DIRECTIONS: Rewrite the passage on inspirational leadership, starting with "Reviewing the lives" and going on through "ideals and convictions.", with "Willingness" changed to "Readiness".

PROVIDED PASSAGE:
· · · ·
He stood for racial equality, led a sustained campaign against the apartheid government of South Africa, and went to jail for his beliefs. On release from prison, Mandela was elected President. In that position, he focused on dismantling the legacy of apartheid and instinstitutionalisedism, ending poverty and inequality, and fostering reconciliation between the races.

Mahatma Gandhi

Known as “high-souled” and “venerable,” led India to Independence and inspired national and international movements for civil rights and freedom worldwide, easing poverty, expanding women’s rights, ending untouchability, and building religious and ethnic amity. Gandhi is best known for practising nonviolence and truth in all situations.

Martin Luther King, Jr.

He was the leader of the Civil Rights Movement, dedicating his life and work to combating racial inequality and advancing civil rights through nonviolent civil disobedience.

Reviewing the lives and works of these global inspirations reveals personal and “ideological” factors that make for enduring inspirational leadership.

Personal Factors

  • Selflessness: Willingness to make a personal sacrifice. Renunciation of profit, honour, material gain, or individual benefits.
  • Commitment: Total dedication. The goal is the pursuit of which the leader is prepared to live or die.
  • Consistency: Every aspect of the leader’s life and work expresses the same ideals and convictions.
  • Authenticity: Genuineness. Straightforwardness. Sincerity. Deeply convincing to others.
· · · ·
Document layout analysis data:

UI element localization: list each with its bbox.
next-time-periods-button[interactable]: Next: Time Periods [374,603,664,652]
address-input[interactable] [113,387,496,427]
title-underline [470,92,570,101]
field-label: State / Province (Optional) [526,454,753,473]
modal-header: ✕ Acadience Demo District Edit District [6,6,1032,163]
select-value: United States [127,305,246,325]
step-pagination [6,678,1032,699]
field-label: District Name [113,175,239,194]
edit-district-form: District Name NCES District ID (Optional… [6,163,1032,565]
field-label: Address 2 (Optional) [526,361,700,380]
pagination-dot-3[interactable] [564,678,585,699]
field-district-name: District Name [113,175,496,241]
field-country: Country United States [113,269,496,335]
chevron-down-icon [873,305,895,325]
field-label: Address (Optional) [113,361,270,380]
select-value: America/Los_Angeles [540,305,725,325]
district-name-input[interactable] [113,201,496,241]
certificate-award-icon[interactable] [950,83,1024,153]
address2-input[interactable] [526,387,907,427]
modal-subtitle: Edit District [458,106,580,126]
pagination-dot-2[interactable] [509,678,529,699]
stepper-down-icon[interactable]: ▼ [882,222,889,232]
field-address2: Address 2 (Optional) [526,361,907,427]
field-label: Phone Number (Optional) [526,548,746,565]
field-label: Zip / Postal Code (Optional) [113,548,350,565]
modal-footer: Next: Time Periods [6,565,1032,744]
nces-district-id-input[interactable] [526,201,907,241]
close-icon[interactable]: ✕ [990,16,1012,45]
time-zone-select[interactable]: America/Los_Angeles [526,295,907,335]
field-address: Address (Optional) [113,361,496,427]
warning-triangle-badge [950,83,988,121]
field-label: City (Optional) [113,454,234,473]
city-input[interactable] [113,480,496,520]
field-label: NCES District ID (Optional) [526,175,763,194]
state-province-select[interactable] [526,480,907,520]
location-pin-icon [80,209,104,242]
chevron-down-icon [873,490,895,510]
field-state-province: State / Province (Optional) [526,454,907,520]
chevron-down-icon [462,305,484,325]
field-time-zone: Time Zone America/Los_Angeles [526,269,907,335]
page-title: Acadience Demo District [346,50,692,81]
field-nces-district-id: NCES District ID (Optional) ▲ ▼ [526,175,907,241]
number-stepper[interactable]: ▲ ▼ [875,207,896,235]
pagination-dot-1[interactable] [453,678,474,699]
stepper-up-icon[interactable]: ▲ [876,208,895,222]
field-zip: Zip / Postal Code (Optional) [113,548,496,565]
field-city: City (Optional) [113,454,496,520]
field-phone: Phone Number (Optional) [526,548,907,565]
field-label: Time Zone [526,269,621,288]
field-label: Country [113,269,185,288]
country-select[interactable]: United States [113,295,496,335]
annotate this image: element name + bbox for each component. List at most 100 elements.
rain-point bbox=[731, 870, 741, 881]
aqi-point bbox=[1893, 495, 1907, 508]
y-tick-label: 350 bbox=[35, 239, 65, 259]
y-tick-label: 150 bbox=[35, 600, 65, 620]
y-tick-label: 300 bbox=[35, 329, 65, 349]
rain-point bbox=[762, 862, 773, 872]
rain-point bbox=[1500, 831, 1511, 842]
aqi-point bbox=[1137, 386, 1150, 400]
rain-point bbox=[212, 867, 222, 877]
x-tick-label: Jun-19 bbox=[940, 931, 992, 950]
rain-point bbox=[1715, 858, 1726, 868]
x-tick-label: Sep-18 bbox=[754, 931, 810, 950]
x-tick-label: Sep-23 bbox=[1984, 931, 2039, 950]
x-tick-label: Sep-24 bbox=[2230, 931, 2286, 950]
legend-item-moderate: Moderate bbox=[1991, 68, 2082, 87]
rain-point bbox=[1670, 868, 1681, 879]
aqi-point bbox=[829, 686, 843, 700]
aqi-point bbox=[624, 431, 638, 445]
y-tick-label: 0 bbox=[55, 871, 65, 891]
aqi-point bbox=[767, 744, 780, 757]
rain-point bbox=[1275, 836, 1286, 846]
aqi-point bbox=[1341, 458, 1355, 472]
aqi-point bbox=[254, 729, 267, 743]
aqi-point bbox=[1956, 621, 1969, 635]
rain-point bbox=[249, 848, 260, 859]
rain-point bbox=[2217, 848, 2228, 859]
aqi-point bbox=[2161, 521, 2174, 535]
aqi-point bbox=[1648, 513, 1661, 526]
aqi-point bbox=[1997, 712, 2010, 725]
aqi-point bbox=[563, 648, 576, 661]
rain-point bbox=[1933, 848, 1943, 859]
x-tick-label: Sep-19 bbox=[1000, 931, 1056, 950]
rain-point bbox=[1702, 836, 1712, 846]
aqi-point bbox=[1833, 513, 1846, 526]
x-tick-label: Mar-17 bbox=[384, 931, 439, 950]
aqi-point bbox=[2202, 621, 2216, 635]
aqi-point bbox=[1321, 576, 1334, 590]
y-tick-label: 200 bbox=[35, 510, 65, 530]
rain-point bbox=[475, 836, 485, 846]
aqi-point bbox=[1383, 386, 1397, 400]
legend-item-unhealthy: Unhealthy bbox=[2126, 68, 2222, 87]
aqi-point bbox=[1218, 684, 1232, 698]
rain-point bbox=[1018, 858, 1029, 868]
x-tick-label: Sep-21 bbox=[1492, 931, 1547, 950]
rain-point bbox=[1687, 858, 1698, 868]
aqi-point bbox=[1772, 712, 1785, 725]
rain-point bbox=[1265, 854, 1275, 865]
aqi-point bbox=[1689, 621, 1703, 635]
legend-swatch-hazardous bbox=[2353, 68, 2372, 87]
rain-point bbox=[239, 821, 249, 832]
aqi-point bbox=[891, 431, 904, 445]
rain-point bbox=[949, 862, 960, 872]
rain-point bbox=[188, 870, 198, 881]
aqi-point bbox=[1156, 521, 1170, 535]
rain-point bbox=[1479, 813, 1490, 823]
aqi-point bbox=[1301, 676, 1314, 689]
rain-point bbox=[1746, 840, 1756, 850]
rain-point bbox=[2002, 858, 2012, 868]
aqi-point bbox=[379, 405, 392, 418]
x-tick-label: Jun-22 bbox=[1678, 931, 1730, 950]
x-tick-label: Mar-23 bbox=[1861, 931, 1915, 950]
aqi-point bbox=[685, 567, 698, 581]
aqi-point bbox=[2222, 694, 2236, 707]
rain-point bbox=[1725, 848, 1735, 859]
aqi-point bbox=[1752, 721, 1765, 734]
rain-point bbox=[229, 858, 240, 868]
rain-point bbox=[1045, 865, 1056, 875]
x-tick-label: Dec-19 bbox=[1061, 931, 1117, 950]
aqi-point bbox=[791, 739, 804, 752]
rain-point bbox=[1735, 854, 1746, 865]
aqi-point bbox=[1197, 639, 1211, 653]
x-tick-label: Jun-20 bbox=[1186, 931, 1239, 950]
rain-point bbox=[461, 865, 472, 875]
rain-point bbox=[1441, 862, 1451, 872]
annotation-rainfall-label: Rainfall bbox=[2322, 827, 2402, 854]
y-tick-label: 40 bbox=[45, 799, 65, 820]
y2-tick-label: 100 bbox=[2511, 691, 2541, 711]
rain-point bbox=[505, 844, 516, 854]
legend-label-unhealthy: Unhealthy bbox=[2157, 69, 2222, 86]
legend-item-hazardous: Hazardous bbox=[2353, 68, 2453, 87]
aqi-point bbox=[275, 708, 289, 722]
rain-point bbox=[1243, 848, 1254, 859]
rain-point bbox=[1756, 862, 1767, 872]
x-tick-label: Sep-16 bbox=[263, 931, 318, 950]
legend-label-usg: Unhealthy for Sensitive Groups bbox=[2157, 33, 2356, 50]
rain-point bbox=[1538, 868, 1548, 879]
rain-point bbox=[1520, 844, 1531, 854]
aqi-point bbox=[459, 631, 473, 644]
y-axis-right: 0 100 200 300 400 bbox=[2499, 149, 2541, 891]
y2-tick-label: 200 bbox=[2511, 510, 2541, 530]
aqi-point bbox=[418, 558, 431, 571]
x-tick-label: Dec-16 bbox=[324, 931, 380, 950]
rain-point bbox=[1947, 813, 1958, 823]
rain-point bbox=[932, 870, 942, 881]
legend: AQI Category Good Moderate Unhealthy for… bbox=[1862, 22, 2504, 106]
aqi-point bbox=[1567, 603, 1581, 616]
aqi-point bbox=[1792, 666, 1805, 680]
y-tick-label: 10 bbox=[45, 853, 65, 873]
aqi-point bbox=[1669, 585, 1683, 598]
· · · ·
ANSWER TO THE EXERCISE:
Reviewing the lives and works of these global inspirations reveals personal and “ideological” factors that make for enduring inspirational leadership.

Personal Factors

  • Selflessness: Readiness to make a personal sacrifice. Renunciation of profit, honour, material gain, or individual benefits.
  • Commitment: Total dedication. The goal is the pursuit of which the leader is prepared to live or die.
  • Consistency: Every aspect of the leader’s life and work expresses the same ideals and convictions.